Task statement:
Return the whole listing exactly as it stands.

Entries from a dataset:
● ● ● ● ●
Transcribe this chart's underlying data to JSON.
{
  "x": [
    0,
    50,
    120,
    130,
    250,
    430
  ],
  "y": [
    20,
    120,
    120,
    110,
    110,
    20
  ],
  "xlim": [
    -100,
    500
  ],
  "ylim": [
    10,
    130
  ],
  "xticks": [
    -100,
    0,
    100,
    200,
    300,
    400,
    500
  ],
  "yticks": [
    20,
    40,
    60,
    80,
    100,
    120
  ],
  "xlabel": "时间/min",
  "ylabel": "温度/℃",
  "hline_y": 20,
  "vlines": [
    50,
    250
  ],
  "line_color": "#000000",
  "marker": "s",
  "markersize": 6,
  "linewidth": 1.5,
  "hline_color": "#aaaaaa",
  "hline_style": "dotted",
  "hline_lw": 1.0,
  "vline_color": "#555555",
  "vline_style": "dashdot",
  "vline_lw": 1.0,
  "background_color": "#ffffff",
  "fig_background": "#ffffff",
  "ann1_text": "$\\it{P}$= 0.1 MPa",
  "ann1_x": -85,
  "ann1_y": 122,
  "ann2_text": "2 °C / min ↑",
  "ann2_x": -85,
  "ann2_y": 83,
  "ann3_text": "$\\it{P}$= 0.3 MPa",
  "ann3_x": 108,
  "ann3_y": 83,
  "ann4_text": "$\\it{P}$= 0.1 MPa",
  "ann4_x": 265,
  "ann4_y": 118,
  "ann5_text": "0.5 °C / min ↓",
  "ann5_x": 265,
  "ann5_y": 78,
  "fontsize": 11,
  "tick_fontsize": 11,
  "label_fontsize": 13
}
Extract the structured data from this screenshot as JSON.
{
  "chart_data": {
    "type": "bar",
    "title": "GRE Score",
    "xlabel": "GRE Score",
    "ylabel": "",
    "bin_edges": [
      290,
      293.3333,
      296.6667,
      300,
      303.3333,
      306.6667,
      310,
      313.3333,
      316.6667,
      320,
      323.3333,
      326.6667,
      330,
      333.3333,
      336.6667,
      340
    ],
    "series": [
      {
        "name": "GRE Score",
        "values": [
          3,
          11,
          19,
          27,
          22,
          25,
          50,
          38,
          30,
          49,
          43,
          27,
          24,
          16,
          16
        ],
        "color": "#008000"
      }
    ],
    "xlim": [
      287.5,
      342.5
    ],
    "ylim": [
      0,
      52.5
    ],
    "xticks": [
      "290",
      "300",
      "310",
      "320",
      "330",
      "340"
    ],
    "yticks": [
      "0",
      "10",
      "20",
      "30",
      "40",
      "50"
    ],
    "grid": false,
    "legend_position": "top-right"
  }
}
● ● ● ● ●
Result below:
Transcribe this chart's underlying data to JSON.
{
  "x": [
    0,
    50,
    120,
    130,
    250,
    430
  ],
  "y": [
    20,
    120,
    120,
    110,
    110,
    20
  ],
  "xlim": [
    -100,
    500
  ],
  "ylim": [
    10,
    130
  ],
  "xticks": [
    -100,
    0,
    100,
    200,
    300,
    400,
    500
  ],
  "yticks": [
    20,
    40,
    60,
    80,
    100,
    120
  ],
  "xlabel": "时间/min",
  "ylabel": "温度/℃",
  "hline_y": 20,
  "vlines": [
    50,
    250
  ],
  "line_color": "#000000",
  "marker": "s",
  "markersize": 6,
  "linewidth": 1.5,
  "hline_color": "#aaaaaa",
  "hline_style": "dotted",
  "hline_lw": 1.0,
  "vline_color": "#555555",
  "vline_style": "dashdot",
  "vline_lw": 1.0,
  "background_color": "#ffffff",
  "fig_background": "#ffffff",
  "ann1_text": "$\\it{P}$= 0.1 MPa",
  "ann1_x": -85,
  "ann1_y": 122,
  "ann2_text": "2 °C / min ↑",
  "ann2_x": -85,
  "ann2_y": 83,
  "ann3_text": "$\\it{P}$= 0.3 MPa",
  "ann3_x": 108,
  "ann3_y": 83,
  "ann4_text": "$\\it{P}$= 0.1 MPa",
  "ann4_x": 265,
  "ann4_y": 118,
  "ann5_text": "0.5 °C / min ↓",
  "ann5_x": 265,
  "ann5_y": 78,
  "fontsize": 11,
  "tick_fontsize": 11,
  "label_fontsize": 13
}
Extract the structured data from this screenshot as JSON.
{
  "chart_data": {
    "type": "bar",
    "title": "GRE Score",
    "xlabel": "GRE Score",
    "ylabel": "",
    "bin_edges": [
      290,
      293.3333,
      296.6667,
      300,
      303.3333,
      306.6667,
      310,
      313.3333,
      316.6667,
      320,
      323.3333,
      326.6667,
      330,
      333.3333,
      336.6667,
      340
    ],
    "series": [
      {
        "name": "GRE Score",
        "values": [
          3,
          11,
          19,
          27,
          22,
          25,
          50,
          38,
          30,
          49,
          43,
          27,
          24,
          16,
          16
        ],
        "color": "#008000"
      }
    ],
    "xlim": [
      287.5,
      342.5
    ],
    "ylim": [
      0,
      52.5
    ],
    "xticks": [
      "290",
      "300",
      "310",
      "320",
      "330",
      "340"
    ],
    "yticks": [
      "0",
      "10",
      "20",
      "30",
      "40",
      "50"
    ],
    "grid": false,
    "legend_position": "top-right"
  }
}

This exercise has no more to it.